Single out the lines that include the word "this". Copy them.

-- BEGIN PROVIDED DATA --

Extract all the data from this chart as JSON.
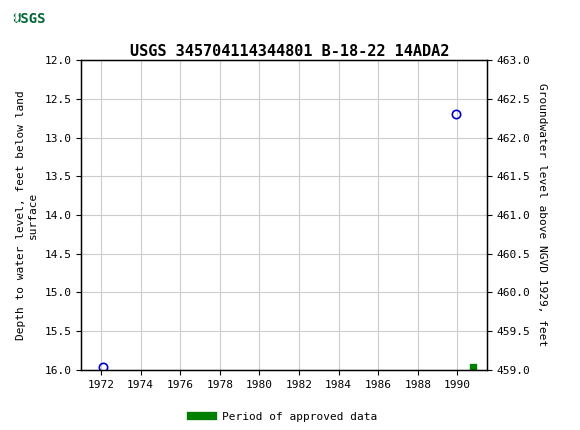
{
  "title": "USGS 345704114344801 B-18-22 14ADA2",
  "left_ylabel": "Depth to water level, feet below land\nsurface",
  "right_ylabel": "Groundwater level above NGVD 1929, feet",
  "xlim": [
    1971,
    1991.5
  ],
  "xticks": [
    1972,
    1974,
    1976,
    1978,
    1980,
    1982,
    1984,
    1986,
    1988,
    1990
  ],
  "ylim_left": [
    16.0,
    12.0
  ],
  "yticks_left": [
    12.0,
    12.5,
    13.0,
    13.5,
    14.0,
    14.5,
    15.0,
    15.5,
    16.0
  ],
  "ylim_right": [
    459.0,
    463.0
  ],
  "yticks_right": [
    459.0,
    459.5,
    460.0,
    460.5,
    461.0,
    461.5,
    462.0,
    462.5,
    463.0
  ],
  "data_points": [
    {
      "x": 1972.1,
      "y_left": 15.97,
      "type": "circle_open",
      "color": "#0000cc"
    },
    {
      "x": 1989.9,
      "y_left": 12.7,
      "type": "circle_open",
      "color": "#0000cc"
    },
    {
      "x": 1990.8,
      "y_left": 15.97,
      "type": "square_filled",
      "color": "#008000"
    }
  ],
  "header_bg_color": "#006633",
  "header_text_color": "#ffffff",
  "background_color": "#ffffff",
  "grid_color": "#cccccc",
  "legend_label": "Period of approved data",
  "legend_color": "#008000"
}
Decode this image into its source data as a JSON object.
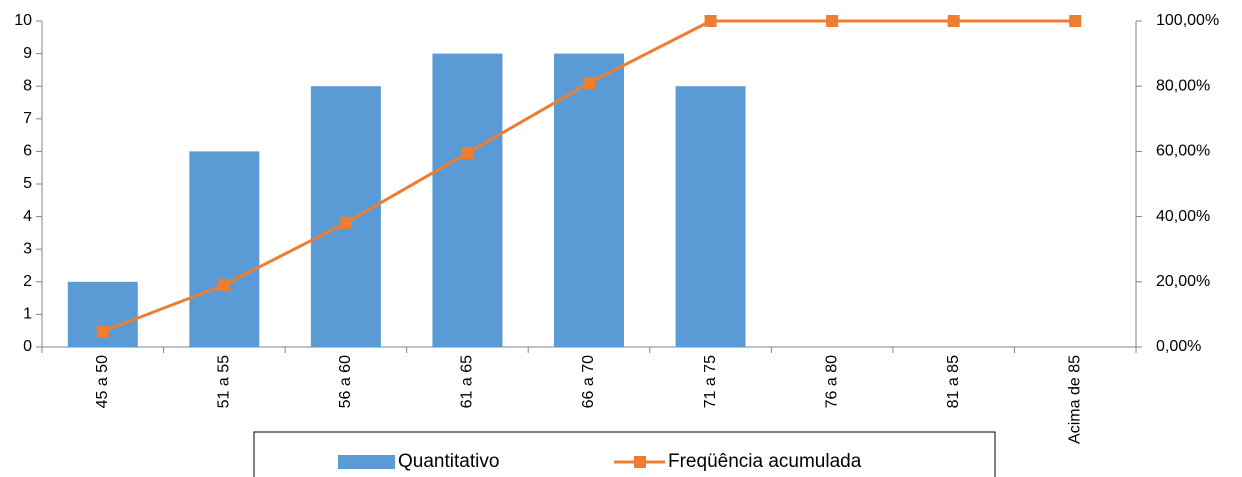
{
  "chart_data": {
    "type": "combo",
    "categories": [
      "45 a 50",
      "51 a 55",
      "56 a 60",
      "61 a 65",
      "66 a 70",
      "71 a 75",
      "76 a 80",
      "81 a 85",
      "Acima de 85"
    ],
    "series": [
      {
        "name": "Quantitativo",
        "type": "bar",
        "color": "#5b9bd5",
        "values": [
          2,
          6,
          8,
          9,
          9,
          8,
          0,
          0,
          0
        ]
      },
      {
        "name": "Freqüência acumulada",
        "type": "line",
        "axis": "y2",
        "color": "#ed7d31",
        "values": [
          4.76,
          19.05,
          38.1,
          59.52,
          80.95,
          100,
          100,
          100,
          100
        ]
      }
    ],
    "ylim": [
      0,
      10
    ],
    "yticks": [
      0,
      1,
      2,
      3,
      4,
      5,
      6,
      7,
      8,
      9,
      10
    ],
    "y2lim": [
      0,
      100
    ],
    "y2ticks": [
      {
        "value": 0,
        "label": "0,00%"
      },
      {
        "value": 20,
        "label": "20,00%"
      },
      {
        "value": 40,
        "label": "40,00%"
      },
      {
        "value": 60,
        "label": "60,00%"
      },
      {
        "value": 80,
        "label": "80,00%"
      },
      {
        "value": 100,
        "label": "100,00%"
      }
    ],
    "grid": false,
    "legend": "bottom"
  }
}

-- END PROVIDED DATA --

▸ **FINAL ANSWER**:
Extract all the data from this chart as JSON.
Decode this image into its source data as a JSON object.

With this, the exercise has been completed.